=== Given exercise ===
Give a verbatim copy of the lines below, minus the pictures.

>>>

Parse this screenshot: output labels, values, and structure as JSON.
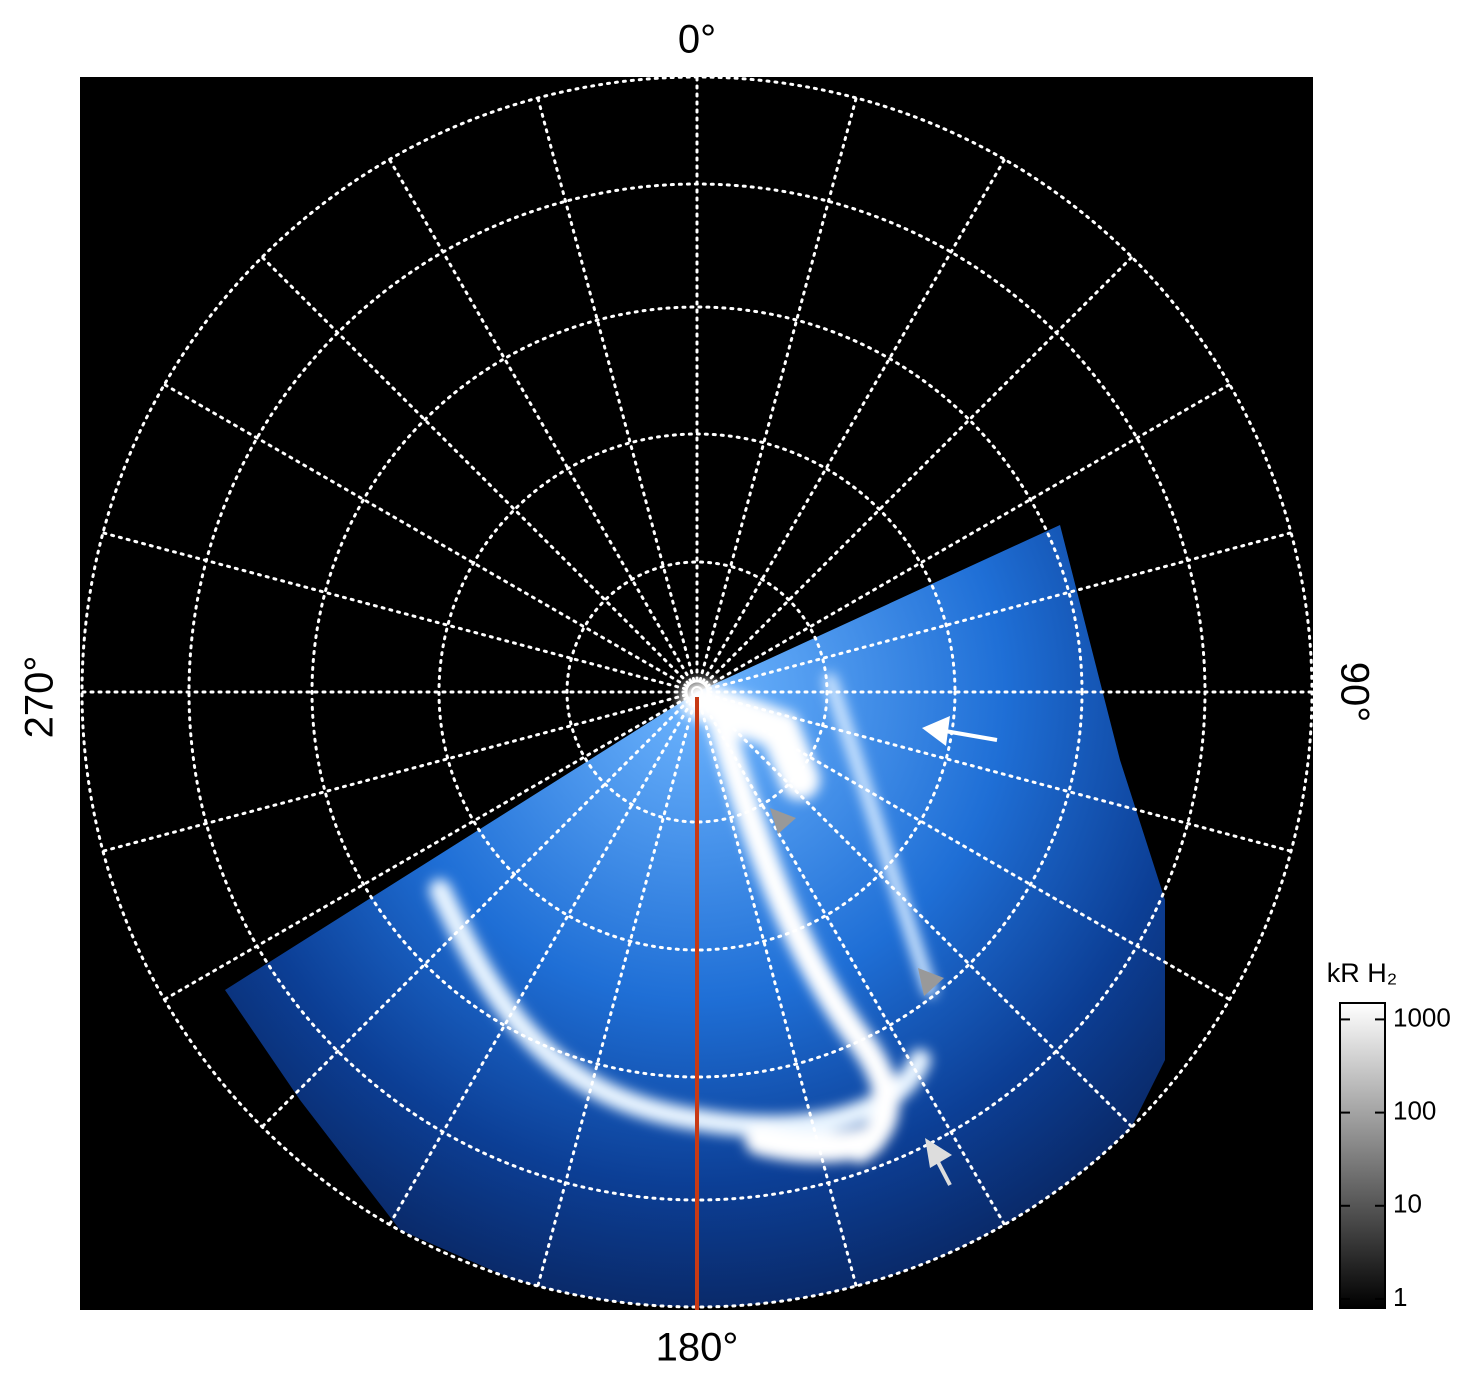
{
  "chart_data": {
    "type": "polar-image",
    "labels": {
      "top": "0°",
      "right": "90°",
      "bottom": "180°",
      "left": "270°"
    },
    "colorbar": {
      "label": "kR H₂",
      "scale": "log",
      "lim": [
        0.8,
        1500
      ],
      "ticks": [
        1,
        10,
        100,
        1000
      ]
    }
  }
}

<<<

=== Response to the exercise ===
Parse this screenshot: output labels, values, and structure as JSON.
{
  "chart_data": {
    "type": "polar-image",
    "labels": {
      "top": "0°",
      "right": "90°",
      "bottom": "180°",
      "left": "270°"
    },
    "colorbar": {
      "label": "kR H₂",
      "scale": "log",
      "lim": [
        0.8,
        1500
      ],
      "ticks": [
        1,
        10,
        100,
        1000
      ]
    }
  }
}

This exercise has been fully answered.